Stored data:
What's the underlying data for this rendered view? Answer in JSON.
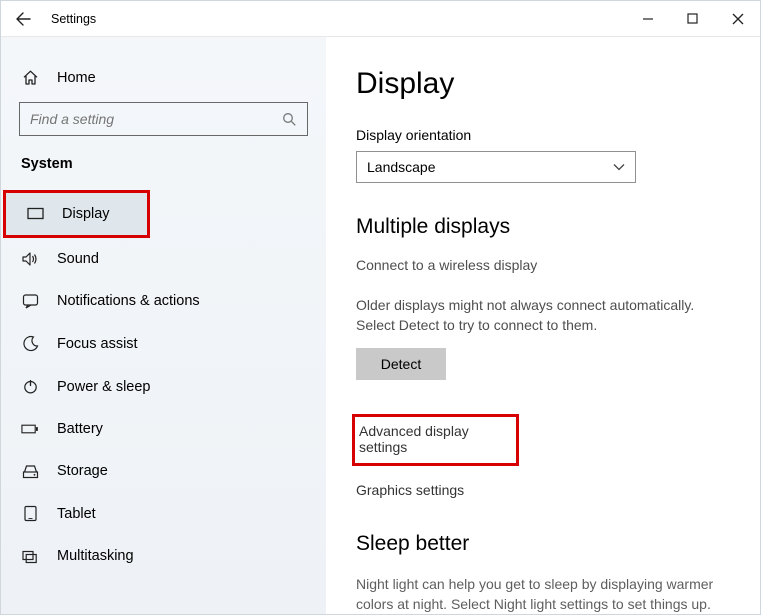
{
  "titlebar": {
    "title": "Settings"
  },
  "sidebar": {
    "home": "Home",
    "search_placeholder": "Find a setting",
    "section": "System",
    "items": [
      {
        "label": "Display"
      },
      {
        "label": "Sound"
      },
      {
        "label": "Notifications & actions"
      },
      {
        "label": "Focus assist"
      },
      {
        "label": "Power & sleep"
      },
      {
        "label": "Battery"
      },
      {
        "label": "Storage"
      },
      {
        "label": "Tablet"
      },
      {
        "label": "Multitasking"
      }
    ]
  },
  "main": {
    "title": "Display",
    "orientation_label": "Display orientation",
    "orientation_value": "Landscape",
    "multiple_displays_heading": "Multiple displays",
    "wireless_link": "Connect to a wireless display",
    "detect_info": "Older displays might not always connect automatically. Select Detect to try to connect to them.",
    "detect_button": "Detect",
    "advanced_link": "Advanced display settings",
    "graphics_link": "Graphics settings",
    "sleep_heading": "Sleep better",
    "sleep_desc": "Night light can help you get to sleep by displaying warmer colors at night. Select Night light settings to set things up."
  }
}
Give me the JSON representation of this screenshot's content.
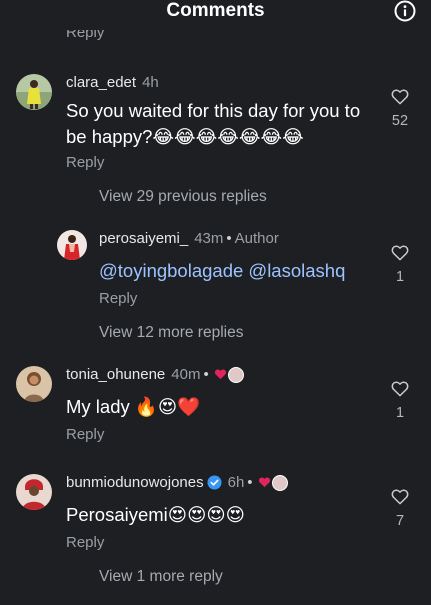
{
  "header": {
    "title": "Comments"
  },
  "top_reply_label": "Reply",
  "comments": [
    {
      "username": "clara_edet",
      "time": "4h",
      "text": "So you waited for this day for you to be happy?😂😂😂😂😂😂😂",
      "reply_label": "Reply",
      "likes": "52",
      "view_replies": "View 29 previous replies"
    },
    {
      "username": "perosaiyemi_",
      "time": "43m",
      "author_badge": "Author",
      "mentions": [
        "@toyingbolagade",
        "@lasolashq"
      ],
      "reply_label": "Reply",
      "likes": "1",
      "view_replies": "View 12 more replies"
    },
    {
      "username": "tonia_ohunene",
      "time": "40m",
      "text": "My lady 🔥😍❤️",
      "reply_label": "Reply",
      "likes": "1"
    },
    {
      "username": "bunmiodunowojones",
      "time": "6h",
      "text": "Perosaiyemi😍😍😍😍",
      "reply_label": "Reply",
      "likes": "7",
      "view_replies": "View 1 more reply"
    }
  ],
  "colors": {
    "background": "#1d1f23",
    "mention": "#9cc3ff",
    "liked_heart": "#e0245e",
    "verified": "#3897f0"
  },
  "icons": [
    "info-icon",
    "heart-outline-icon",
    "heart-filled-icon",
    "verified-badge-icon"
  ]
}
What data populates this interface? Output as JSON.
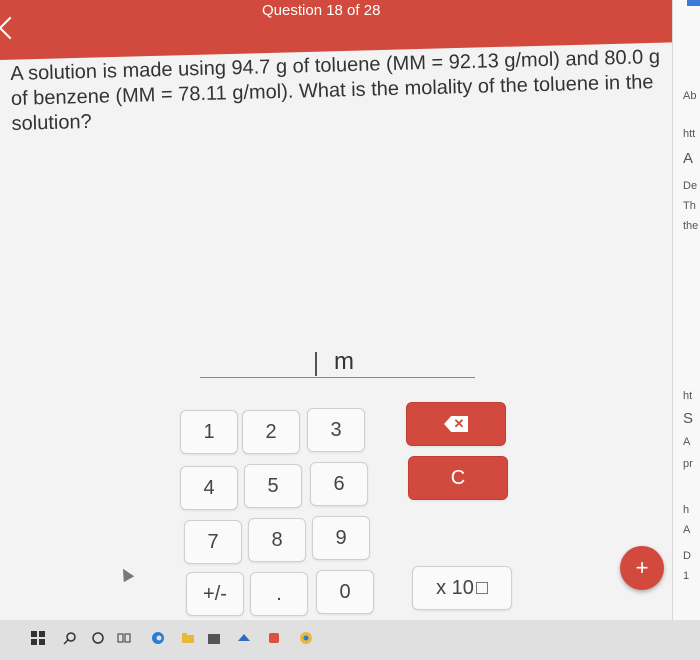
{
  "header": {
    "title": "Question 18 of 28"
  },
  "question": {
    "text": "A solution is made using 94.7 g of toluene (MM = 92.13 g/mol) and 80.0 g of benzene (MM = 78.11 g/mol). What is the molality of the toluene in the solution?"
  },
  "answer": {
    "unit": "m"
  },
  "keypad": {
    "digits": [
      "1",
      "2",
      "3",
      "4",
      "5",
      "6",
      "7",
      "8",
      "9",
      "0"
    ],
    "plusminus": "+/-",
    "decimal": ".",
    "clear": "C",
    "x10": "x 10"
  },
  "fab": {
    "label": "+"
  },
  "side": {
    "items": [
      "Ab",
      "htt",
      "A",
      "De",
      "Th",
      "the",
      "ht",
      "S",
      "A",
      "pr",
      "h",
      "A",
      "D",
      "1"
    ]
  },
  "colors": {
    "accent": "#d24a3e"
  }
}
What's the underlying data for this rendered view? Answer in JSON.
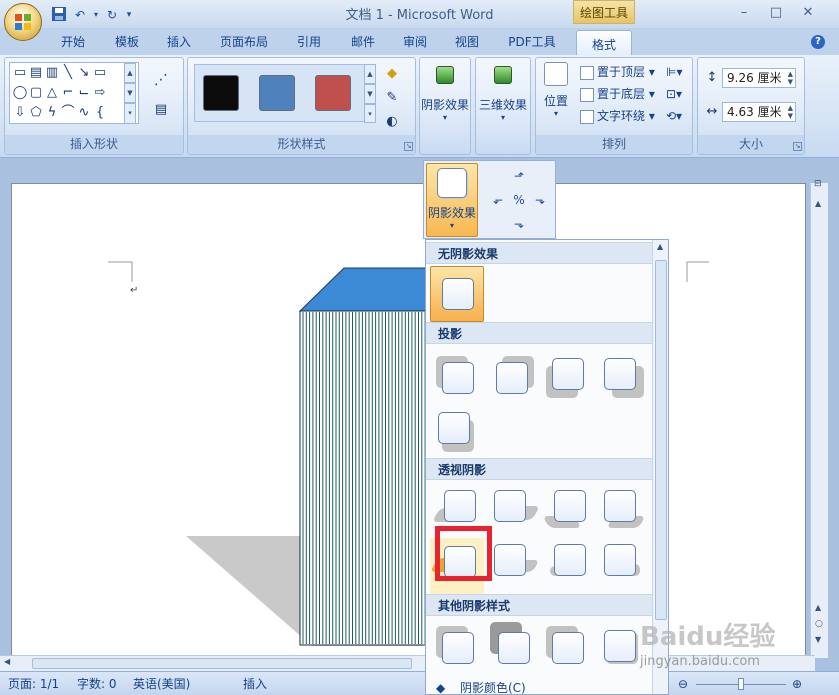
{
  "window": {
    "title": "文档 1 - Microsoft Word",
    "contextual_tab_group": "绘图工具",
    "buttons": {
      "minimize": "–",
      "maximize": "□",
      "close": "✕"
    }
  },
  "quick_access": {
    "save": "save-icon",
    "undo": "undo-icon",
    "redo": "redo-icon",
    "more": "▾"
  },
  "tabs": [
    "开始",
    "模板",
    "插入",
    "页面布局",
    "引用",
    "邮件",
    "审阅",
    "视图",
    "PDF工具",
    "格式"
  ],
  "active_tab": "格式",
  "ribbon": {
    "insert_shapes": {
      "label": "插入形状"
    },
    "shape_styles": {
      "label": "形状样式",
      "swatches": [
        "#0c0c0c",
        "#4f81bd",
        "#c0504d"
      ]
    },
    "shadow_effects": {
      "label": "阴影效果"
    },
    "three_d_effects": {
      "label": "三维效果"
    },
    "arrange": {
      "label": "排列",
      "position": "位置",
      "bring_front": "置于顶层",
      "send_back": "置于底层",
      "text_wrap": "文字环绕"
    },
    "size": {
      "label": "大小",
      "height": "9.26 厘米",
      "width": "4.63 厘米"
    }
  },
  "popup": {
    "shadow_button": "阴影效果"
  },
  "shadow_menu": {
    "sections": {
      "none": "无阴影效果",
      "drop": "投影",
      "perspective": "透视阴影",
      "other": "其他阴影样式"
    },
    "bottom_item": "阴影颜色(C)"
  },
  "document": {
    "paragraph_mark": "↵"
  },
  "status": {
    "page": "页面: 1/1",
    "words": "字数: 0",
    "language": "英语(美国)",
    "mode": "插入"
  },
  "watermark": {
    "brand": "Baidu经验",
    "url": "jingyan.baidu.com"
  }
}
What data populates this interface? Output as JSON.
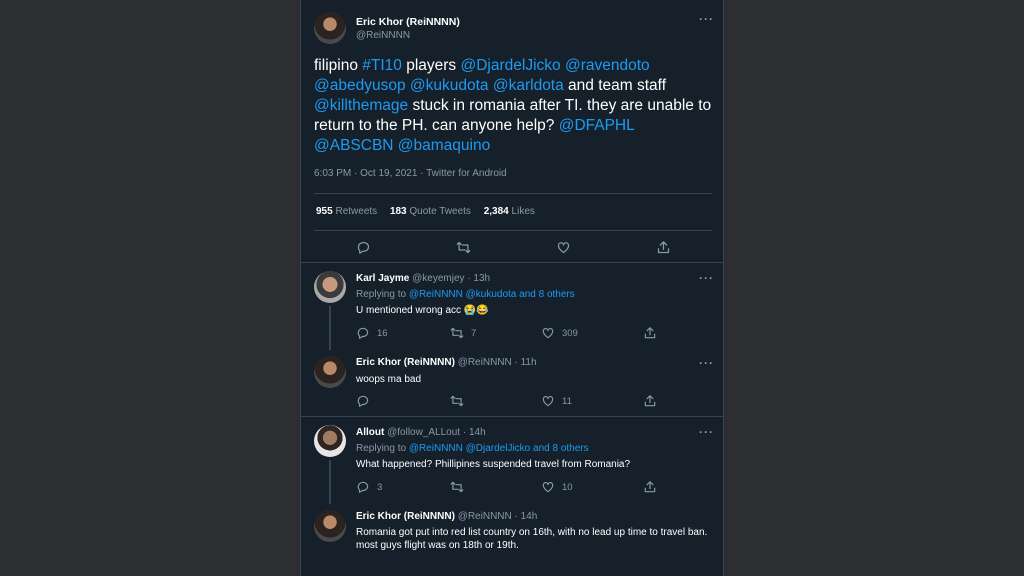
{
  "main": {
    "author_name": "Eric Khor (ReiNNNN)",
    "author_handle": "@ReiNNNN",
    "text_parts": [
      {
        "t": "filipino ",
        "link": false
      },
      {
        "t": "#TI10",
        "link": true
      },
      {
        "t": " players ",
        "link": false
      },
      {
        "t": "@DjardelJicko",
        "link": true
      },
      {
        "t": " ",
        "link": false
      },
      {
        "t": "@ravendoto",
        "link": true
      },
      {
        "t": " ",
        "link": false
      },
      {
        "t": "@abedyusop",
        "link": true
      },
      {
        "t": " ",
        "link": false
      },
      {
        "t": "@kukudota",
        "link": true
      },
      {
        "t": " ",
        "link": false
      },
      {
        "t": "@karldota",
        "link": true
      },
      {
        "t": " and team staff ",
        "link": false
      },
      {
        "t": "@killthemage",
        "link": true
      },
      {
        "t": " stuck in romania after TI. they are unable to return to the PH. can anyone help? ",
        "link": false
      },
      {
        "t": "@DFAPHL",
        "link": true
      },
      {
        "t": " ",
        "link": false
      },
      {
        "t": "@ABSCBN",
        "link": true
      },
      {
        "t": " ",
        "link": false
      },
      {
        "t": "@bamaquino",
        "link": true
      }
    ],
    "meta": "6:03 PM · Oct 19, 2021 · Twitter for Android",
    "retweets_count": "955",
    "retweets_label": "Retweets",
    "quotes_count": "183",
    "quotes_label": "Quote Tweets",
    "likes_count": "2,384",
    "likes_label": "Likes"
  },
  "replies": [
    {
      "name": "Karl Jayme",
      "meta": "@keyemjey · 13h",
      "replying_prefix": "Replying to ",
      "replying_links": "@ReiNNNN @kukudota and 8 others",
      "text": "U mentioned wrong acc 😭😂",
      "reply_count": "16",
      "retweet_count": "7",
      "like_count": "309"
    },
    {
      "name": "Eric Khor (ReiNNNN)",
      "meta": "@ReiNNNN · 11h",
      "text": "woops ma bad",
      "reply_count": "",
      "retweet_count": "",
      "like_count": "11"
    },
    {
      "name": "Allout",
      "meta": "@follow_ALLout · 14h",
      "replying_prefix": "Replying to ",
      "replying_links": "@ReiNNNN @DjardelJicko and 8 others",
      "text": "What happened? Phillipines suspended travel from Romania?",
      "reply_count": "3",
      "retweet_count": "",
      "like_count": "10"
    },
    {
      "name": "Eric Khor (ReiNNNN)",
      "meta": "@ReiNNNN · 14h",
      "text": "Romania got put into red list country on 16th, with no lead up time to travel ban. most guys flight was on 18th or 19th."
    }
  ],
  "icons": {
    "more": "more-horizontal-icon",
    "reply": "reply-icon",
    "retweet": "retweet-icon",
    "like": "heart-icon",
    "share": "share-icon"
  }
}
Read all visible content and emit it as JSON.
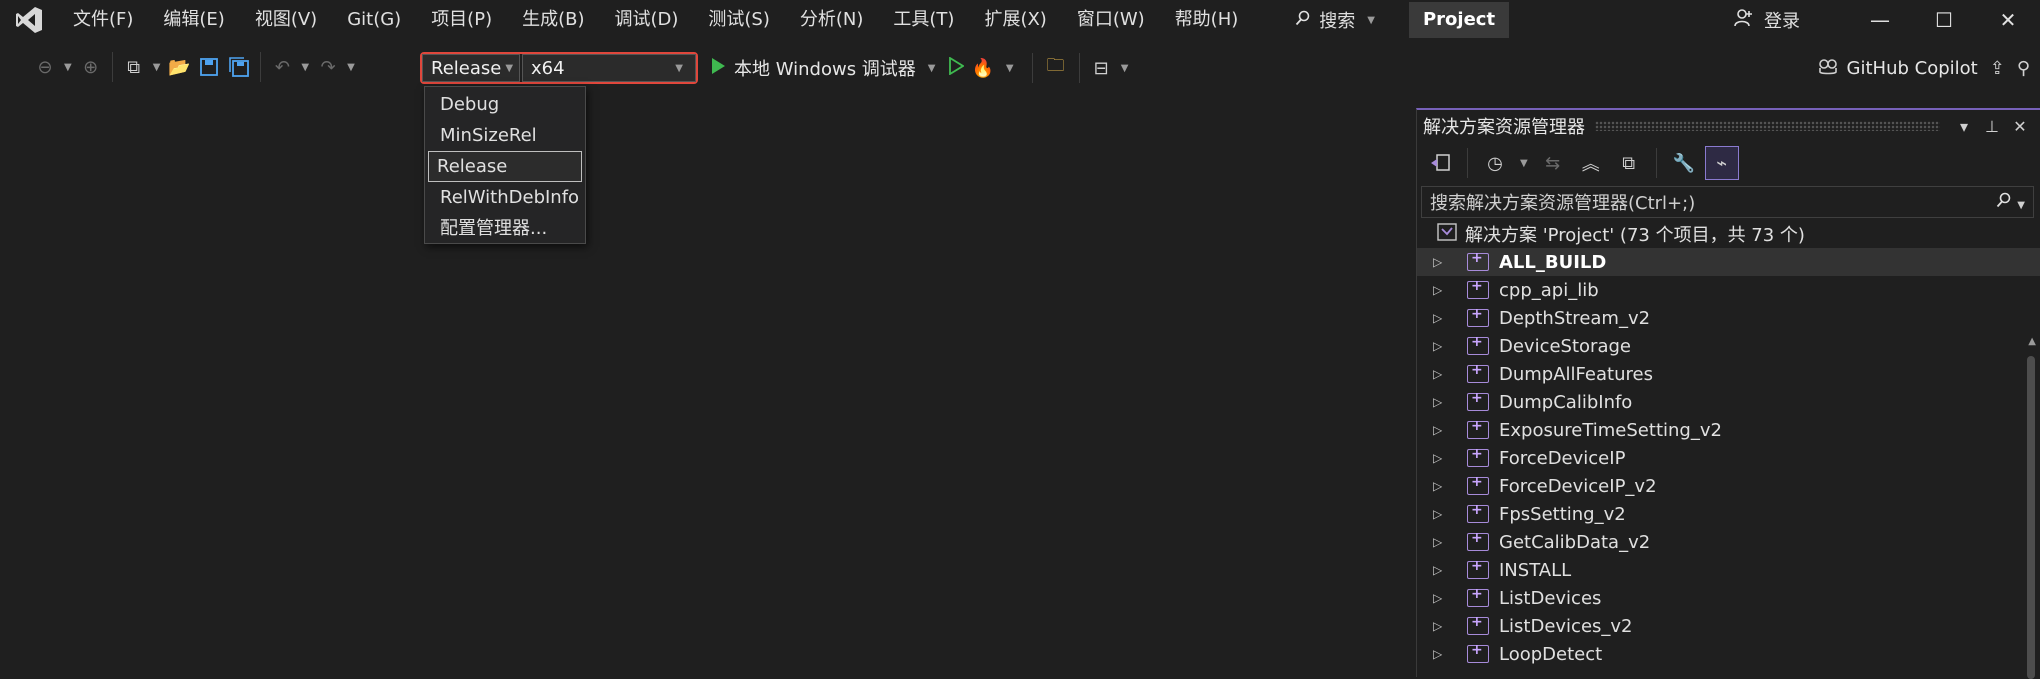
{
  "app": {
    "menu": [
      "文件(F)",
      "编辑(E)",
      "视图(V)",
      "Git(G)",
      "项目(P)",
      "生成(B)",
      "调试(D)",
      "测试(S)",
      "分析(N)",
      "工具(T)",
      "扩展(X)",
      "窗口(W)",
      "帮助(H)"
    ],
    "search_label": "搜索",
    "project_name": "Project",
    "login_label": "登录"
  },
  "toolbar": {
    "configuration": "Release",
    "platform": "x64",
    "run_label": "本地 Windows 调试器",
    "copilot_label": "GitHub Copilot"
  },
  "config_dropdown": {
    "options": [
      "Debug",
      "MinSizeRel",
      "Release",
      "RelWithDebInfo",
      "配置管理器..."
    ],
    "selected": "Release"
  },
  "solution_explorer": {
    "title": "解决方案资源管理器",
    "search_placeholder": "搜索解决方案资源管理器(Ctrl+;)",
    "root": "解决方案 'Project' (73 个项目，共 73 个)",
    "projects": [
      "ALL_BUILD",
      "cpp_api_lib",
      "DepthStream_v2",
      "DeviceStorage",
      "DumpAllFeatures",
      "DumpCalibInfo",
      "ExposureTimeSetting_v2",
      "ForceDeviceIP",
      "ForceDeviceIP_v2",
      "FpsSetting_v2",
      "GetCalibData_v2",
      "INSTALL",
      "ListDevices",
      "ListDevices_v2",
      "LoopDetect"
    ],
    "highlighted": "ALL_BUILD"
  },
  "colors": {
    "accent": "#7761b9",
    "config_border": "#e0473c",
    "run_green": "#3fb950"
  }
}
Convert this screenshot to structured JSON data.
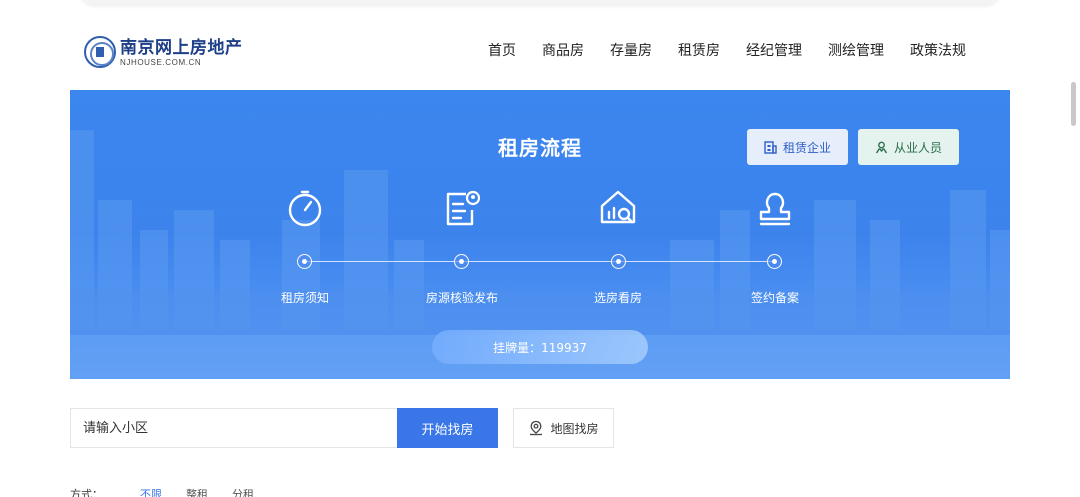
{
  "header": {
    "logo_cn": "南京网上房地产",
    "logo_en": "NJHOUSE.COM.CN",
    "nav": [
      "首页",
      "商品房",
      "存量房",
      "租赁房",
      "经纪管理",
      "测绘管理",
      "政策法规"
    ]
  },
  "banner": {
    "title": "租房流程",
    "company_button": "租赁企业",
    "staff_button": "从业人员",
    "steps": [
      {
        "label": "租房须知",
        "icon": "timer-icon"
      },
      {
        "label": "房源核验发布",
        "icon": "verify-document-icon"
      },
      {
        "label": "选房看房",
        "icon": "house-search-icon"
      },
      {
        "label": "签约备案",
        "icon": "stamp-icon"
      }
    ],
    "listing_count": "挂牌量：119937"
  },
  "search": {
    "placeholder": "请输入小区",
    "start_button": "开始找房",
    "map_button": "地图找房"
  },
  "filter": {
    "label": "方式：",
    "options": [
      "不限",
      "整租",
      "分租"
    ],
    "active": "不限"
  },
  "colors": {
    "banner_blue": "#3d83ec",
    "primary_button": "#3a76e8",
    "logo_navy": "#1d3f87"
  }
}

Requirement:
From the records above, pull out every line containing the word "Release".

Solution to this exercise:
    "configuration": "Release",
      "Release",
    "selected": "Release"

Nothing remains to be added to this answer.